The task
Reproduce the data exactly and drop any pictures it holds.

Materials provided
════════════════════

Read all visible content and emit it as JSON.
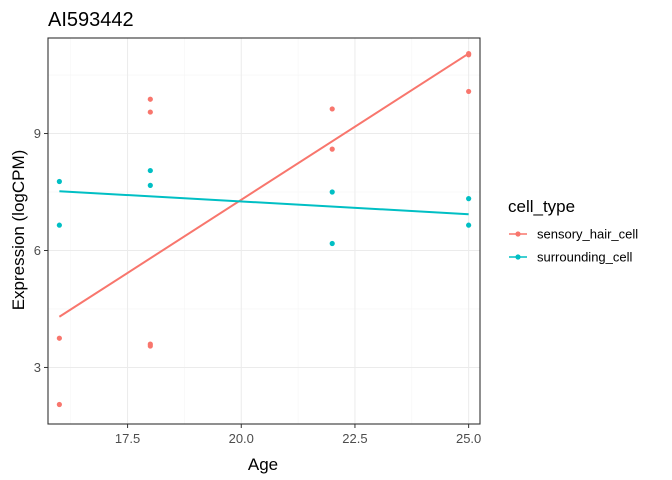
{
  "chart_data": {
    "type": "scatter",
    "title": "AI593442",
    "xlabel": "Age",
    "ylabel": "Expression (logCPM)",
    "xlim": [
      15.75,
      25.25
    ],
    "ylim": [
      1.55,
      11.45
    ],
    "x_ticks": [
      17.5,
      20.0,
      22.5,
      25.0
    ],
    "x_tick_labels": [
      "17.5",
      "20.0",
      "22.5",
      "25.0"
    ],
    "y_ticks": [
      3,
      6,
      9
    ],
    "y_tick_labels": [
      "3",
      "6",
      "9"
    ],
    "grid": true,
    "legend": {
      "title": "cell_type",
      "position": "right"
    },
    "series": [
      {
        "name": "sensory_hair_cell",
        "color": "#F8766D",
        "x": [
          16,
          16,
          18,
          18,
          18,
          18,
          22,
          22,
          25,
          25,
          25
        ],
        "y": [
          2.05,
          3.75,
          3.55,
          3.6,
          9.55,
          9.88,
          8.6,
          9.63,
          10.08,
          11.02,
          11.05
        ],
        "fit": {
          "x": [
            16,
            25
          ],
          "y": [
            4.3,
            11.05
          ]
        }
      },
      {
        "name": "surrounding_cell",
        "color": "#00BFC4",
        "x": [
          16,
          16,
          18,
          18,
          22,
          22,
          25,
          25
        ],
        "y": [
          6.65,
          7.77,
          7.67,
          8.05,
          6.18,
          7.5,
          6.65,
          7.33
        ],
        "fit": {
          "x": [
            16,
            25
          ],
          "y": [
            7.52,
            6.93
          ]
        }
      }
    ]
  },
  "colors": {
    "panel_border": "#333333",
    "grid_major": "#ebebeb",
    "grid_minor": "#f5f5f5"
  }
}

════════════════════

Task result
Read all visible content and emit it as JSON.
{
  "chart_data": {
    "type": "scatter",
    "title": "AI593442",
    "xlabel": "Age",
    "ylabel": "Expression (logCPM)",
    "xlim": [
      15.75,
      25.25
    ],
    "ylim": [
      1.55,
      11.45
    ],
    "x_ticks": [
      17.5,
      20.0,
      22.5,
      25.0
    ],
    "x_tick_labels": [
      "17.5",
      "20.0",
      "22.5",
      "25.0"
    ],
    "y_ticks": [
      3,
      6,
      9
    ],
    "y_tick_labels": [
      "3",
      "6",
      "9"
    ],
    "grid": true,
    "legend": {
      "title": "cell_type",
      "position": "right"
    },
    "series": [
      {
        "name": "sensory_hair_cell",
        "color": "#F8766D",
        "x": [
          16,
          16,
          18,
          18,
          18,
          18,
          22,
          22,
          25,
          25,
          25
        ],
        "y": [
          2.05,
          3.75,
          3.55,
          3.6,
          9.55,
          9.88,
          8.6,
          9.63,
          10.08,
          11.02,
          11.05
        ],
        "fit": {
          "x": [
            16,
            25
          ],
          "y": [
            4.3,
            11.05
          ]
        }
      },
      {
        "name": "surrounding_cell",
        "color": "#00BFC4",
        "x": [
          16,
          16,
          18,
          18,
          22,
          22,
          25,
          25
        ],
        "y": [
          6.65,
          7.77,
          7.67,
          8.05,
          6.18,
          7.5,
          6.65,
          7.33
        ],
        "fit": {
          "x": [
            16,
            25
          ],
          "y": [
            7.52,
            6.93
          ]
        }
      }
    ]
  },
  "colors": {
    "panel_border": "#333333",
    "grid_major": "#ebebeb",
    "grid_minor": "#f5f5f5"
  }
}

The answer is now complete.